-- START OF Records shown --

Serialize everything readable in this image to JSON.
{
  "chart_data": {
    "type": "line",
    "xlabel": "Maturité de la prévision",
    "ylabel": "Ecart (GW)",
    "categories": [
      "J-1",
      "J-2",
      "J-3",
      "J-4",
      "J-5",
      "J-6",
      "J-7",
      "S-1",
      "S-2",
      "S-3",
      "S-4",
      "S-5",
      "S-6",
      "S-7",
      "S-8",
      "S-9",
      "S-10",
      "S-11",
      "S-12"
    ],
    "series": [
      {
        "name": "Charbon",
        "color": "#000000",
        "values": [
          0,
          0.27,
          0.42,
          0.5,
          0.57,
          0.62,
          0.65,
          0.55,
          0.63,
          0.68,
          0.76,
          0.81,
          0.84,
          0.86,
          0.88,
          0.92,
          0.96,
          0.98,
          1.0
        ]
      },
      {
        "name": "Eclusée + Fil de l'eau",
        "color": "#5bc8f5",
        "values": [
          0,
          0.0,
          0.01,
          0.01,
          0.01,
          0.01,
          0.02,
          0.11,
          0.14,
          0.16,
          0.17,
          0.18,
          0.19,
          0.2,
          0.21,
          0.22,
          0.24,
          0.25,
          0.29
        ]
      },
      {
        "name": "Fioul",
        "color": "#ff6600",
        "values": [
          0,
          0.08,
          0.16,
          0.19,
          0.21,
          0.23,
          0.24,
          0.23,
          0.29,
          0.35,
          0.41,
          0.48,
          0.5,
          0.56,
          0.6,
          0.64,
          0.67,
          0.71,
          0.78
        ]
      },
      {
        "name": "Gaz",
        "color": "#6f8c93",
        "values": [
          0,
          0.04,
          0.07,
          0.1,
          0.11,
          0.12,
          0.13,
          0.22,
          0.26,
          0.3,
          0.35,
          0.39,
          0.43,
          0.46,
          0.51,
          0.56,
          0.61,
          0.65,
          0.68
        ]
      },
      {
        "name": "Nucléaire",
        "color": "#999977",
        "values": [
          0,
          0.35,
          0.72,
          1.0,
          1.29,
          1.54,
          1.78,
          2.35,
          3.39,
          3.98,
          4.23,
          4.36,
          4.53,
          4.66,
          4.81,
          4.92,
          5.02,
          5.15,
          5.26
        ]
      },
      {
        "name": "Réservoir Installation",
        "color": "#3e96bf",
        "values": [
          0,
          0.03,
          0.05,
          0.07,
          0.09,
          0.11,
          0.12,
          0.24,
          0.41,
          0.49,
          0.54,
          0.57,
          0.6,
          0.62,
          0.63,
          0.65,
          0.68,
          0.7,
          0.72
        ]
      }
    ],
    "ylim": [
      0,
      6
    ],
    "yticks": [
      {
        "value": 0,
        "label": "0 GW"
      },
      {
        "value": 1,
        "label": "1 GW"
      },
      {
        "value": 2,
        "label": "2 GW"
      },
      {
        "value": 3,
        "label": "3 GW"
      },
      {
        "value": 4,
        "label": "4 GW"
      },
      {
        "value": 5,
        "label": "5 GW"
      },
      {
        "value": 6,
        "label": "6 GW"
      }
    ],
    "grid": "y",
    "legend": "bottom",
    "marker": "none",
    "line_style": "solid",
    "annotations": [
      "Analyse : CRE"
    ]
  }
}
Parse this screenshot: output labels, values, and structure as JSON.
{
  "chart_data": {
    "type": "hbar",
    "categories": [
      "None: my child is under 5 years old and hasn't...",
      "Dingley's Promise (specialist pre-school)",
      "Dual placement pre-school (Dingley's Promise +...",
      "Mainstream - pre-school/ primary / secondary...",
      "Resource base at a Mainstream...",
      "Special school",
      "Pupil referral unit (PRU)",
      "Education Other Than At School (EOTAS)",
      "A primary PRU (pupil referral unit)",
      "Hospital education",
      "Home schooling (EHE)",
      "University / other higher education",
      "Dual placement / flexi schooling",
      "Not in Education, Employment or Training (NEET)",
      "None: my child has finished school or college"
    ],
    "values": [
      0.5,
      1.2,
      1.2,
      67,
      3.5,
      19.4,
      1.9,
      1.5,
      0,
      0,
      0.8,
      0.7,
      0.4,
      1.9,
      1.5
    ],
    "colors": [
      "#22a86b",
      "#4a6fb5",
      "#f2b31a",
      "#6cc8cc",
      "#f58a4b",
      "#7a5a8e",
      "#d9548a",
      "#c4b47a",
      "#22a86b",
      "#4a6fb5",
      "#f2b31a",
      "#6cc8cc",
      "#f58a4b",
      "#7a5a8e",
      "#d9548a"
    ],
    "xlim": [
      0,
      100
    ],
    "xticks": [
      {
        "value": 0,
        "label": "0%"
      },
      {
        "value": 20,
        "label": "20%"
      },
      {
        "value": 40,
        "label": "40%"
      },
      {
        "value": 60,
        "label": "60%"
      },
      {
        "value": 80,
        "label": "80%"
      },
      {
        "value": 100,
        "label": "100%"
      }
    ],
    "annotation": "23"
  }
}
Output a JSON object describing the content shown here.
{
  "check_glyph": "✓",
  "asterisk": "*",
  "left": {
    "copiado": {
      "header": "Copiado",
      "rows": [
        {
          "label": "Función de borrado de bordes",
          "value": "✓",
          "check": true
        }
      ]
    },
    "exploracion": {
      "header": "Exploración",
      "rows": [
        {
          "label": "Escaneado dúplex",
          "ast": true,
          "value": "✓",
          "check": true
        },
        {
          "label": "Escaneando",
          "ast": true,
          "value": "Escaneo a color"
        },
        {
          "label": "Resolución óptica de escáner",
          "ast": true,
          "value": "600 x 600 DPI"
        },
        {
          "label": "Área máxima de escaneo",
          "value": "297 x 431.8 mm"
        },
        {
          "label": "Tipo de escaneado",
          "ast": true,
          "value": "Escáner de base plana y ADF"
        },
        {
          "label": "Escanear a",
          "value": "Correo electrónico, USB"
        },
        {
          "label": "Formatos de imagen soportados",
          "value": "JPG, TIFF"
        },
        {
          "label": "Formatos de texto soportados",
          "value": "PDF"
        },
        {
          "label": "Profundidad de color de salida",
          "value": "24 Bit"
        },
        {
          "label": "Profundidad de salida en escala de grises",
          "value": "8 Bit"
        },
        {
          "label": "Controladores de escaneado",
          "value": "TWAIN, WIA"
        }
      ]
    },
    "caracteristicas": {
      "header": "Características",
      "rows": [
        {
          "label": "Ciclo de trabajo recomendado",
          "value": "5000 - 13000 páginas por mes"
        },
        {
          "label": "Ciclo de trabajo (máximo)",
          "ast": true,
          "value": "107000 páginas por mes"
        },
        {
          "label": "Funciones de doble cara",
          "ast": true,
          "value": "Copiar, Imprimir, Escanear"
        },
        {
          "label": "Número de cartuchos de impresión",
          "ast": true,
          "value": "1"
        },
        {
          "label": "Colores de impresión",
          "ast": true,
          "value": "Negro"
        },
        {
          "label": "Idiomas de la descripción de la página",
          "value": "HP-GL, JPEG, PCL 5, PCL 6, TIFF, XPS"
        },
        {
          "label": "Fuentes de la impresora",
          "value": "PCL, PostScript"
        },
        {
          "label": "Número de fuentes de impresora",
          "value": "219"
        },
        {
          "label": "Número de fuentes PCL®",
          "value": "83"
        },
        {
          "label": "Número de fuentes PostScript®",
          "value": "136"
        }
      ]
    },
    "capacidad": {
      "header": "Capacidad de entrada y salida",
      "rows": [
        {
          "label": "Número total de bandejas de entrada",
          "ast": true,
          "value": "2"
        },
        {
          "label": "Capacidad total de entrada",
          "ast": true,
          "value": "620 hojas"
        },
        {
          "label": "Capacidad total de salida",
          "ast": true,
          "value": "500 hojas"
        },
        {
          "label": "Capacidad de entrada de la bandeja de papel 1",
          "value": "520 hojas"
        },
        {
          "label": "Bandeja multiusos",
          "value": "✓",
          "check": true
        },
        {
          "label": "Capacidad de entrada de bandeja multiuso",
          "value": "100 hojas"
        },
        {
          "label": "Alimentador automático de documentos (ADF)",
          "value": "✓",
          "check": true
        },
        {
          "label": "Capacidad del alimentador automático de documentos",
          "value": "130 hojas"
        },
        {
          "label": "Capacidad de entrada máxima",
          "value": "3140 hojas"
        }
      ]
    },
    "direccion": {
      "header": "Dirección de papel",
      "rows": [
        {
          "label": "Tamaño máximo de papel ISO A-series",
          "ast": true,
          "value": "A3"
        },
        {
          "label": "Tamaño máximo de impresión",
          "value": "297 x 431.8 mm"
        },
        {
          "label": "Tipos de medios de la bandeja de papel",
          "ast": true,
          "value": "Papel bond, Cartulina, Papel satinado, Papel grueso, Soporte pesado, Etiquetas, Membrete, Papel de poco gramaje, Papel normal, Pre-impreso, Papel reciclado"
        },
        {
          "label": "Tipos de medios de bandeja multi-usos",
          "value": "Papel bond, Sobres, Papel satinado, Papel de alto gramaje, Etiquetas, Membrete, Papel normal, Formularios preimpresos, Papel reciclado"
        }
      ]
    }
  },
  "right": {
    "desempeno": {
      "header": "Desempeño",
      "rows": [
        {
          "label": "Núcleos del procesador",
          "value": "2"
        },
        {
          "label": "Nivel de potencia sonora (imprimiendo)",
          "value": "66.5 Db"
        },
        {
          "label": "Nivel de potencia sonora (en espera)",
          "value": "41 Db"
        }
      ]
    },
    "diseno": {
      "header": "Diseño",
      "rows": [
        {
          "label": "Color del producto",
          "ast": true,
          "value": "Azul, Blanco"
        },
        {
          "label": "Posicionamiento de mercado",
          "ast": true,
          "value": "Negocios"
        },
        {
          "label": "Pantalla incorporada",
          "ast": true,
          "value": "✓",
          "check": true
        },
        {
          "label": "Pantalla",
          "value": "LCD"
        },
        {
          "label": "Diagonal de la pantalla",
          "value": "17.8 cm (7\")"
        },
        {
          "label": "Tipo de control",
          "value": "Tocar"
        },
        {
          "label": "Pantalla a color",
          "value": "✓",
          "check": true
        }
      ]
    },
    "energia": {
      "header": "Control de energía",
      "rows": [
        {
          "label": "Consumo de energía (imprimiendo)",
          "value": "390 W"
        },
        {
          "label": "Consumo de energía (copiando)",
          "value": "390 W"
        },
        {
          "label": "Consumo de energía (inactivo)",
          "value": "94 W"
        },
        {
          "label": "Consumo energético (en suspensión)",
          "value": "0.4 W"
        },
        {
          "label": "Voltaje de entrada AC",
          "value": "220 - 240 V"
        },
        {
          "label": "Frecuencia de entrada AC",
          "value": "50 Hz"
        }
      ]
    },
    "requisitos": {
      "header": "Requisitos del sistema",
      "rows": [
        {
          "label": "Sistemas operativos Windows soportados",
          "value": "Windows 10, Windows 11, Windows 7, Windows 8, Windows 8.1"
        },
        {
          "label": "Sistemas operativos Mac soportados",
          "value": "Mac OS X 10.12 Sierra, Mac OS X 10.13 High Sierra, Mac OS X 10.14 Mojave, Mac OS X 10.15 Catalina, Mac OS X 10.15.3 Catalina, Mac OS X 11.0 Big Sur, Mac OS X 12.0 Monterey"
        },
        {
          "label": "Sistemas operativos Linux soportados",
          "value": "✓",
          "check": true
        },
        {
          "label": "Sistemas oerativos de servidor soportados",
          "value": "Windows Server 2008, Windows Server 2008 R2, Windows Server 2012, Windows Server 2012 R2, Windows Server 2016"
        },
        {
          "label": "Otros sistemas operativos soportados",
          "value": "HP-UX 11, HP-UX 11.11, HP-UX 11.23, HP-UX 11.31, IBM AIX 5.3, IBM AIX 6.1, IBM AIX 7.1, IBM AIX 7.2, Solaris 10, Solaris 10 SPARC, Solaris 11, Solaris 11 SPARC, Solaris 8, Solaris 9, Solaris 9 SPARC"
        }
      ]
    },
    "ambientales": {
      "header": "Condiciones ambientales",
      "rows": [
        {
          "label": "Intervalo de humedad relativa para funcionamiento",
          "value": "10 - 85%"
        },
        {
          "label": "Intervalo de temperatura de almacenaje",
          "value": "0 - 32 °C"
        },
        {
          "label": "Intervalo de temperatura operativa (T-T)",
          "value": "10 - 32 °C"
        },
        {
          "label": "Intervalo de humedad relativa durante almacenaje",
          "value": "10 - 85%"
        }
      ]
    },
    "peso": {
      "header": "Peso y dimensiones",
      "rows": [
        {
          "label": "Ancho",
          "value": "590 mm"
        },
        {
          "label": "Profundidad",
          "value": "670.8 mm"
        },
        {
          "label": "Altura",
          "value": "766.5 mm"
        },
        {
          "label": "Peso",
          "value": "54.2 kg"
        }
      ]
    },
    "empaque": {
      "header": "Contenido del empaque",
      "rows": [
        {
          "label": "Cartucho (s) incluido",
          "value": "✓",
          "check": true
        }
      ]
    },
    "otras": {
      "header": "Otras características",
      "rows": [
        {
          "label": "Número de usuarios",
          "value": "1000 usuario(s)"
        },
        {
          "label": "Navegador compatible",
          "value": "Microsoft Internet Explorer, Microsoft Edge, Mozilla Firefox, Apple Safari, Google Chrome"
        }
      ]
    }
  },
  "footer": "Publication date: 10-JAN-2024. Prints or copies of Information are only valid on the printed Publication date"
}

-- END OF Records shown --

Copy each line above that contains the word "reciclado".

→ Solution for this problem:
          "value": "Papel bond, Cartulina, Papel satinado, Papel grueso, Soporte pesado, Etiquetas, Membrete, Papel de poco gramaje, Papel normal, Pre-impreso, Papel reciclado"
          "value": "Papel bond, Sobres, Papel satinado, Papel de alto gramaje, Etiquetas, Membrete, Papel normal, Formularios preimpresos, Papel reciclado"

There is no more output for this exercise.